Data records:
-=-=-=-=-
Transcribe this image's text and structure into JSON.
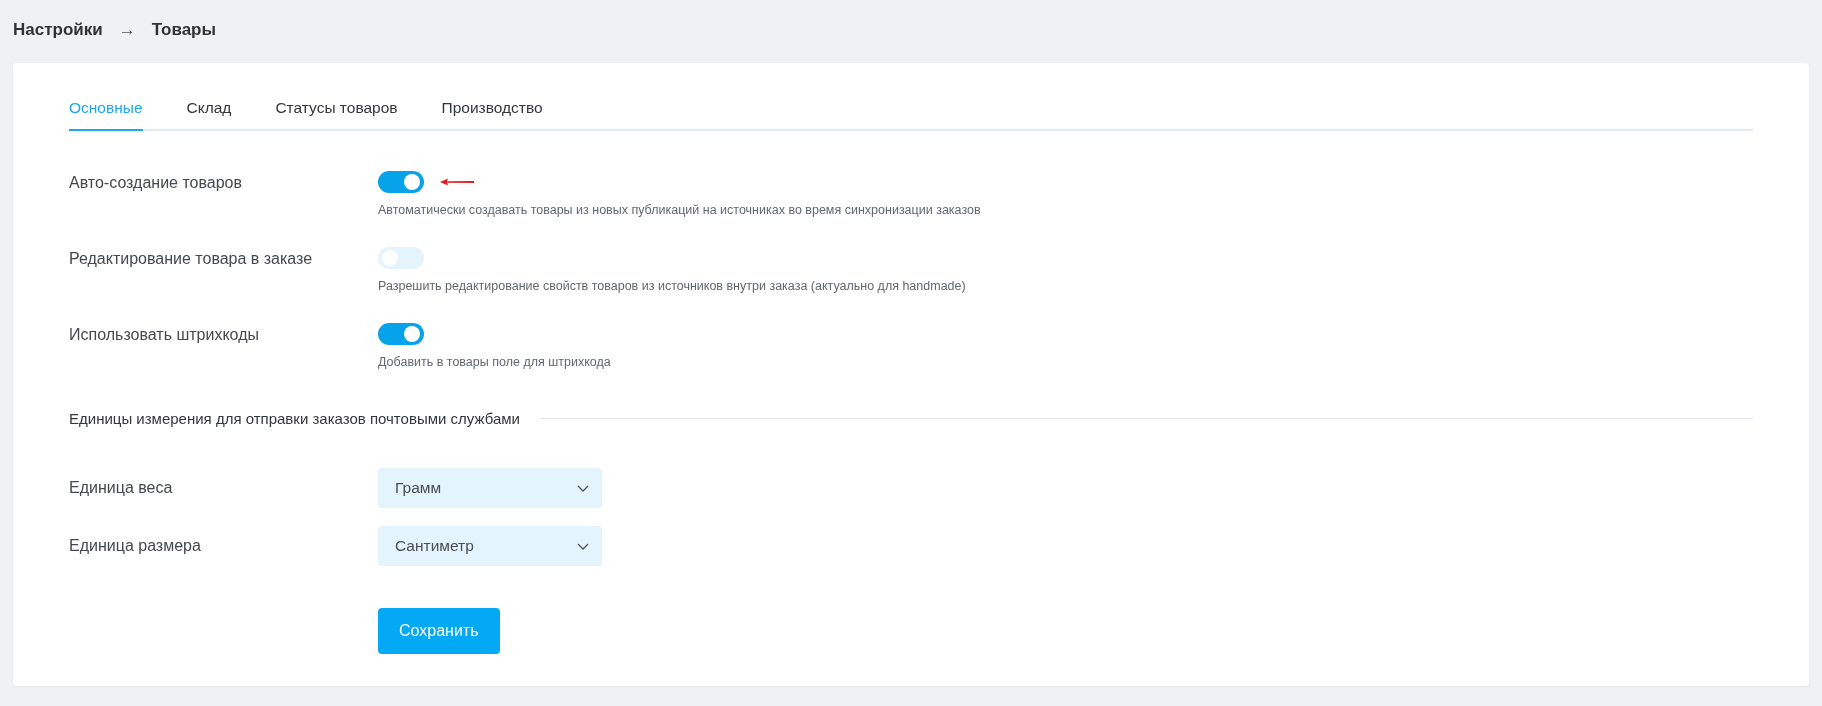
{
  "breadcrumb": {
    "items": [
      "Настройки",
      "Товары"
    ],
    "separator": "→"
  },
  "tabs": [
    {
      "label": "Основные",
      "selected": true
    },
    {
      "label": "Склад",
      "selected": false
    },
    {
      "label": "Статусы товаров",
      "selected": false
    },
    {
      "label": "Производство",
      "selected": false
    }
  ],
  "settings": [
    {
      "label": "Авто-создание товаров",
      "on": true,
      "description": "Автоматически создавать товары из новых публикаций на источниках во время синхронизации заказов",
      "annotated": true
    },
    {
      "label": "Редактирование товара в заказе",
      "on": false,
      "description": "Разрешить редактирование свойств товаров из источников внутри заказа (актуально для handmade)",
      "annotated": false
    },
    {
      "label": "Использовать штрихкоды",
      "on": true,
      "description": "Добавить в товары поле для штрихкода",
      "annotated": false
    }
  ],
  "units_section": {
    "title": "Единицы измерения для отправки заказов почтовыми службами",
    "fields": [
      {
        "label": "Единица веса",
        "value": "Грамм"
      },
      {
        "label": "Единица размера",
        "value": "Сантиметр"
      }
    ]
  },
  "save_button": "Сохранить"
}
-=-=-=-=-
Copy out each line word for word, please, skipping the images.

WRITTEN SOLUTION =>
Transcribe this image's text and structure into JSON.
{
  "breadcrumb": {
    "items": [
      "Настройки",
      "Товары"
    ],
    "separator": "→"
  },
  "tabs": [
    {
      "label": "Основные",
      "selected": true
    },
    {
      "label": "Склад",
      "selected": false
    },
    {
      "label": "Статусы товаров",
      "selected": false
    },
    {
      "label": "Производство",
      "selected": false
    }
  ],
  "settings": [
    {
      "label": "Авто-создание товаров",
      "on": true,
      "description": "Автоматически создавать товары из новых публикаций на источниках во время синхронизации заказов",
      "annotated": true
    },
    {
      "label": "Редактирование товара в заказе",
      "on": false,
      "description": "Разрешить редактирование свойств товаров из источников внутри заказа (актуально для handmade)",
      "annotated": false
    },
    {
      "label": "Использовать штрихкоды",
      "on": true,
      "description": "Добавить в товары поле для штрихкода",
      "annotated": false
    }
  ],
  "units_section": {
    "title": "Единицы измерения для отправки заказов почтовыми службами",
    "fields": [
      {
        "label": "Единица веса",
        "value": "Грамм"
      },
      {
        "label": "Единица размера",
        "value": "Сантиметр"
      }
    ]
  },
  "save_button": "Сохранить"
}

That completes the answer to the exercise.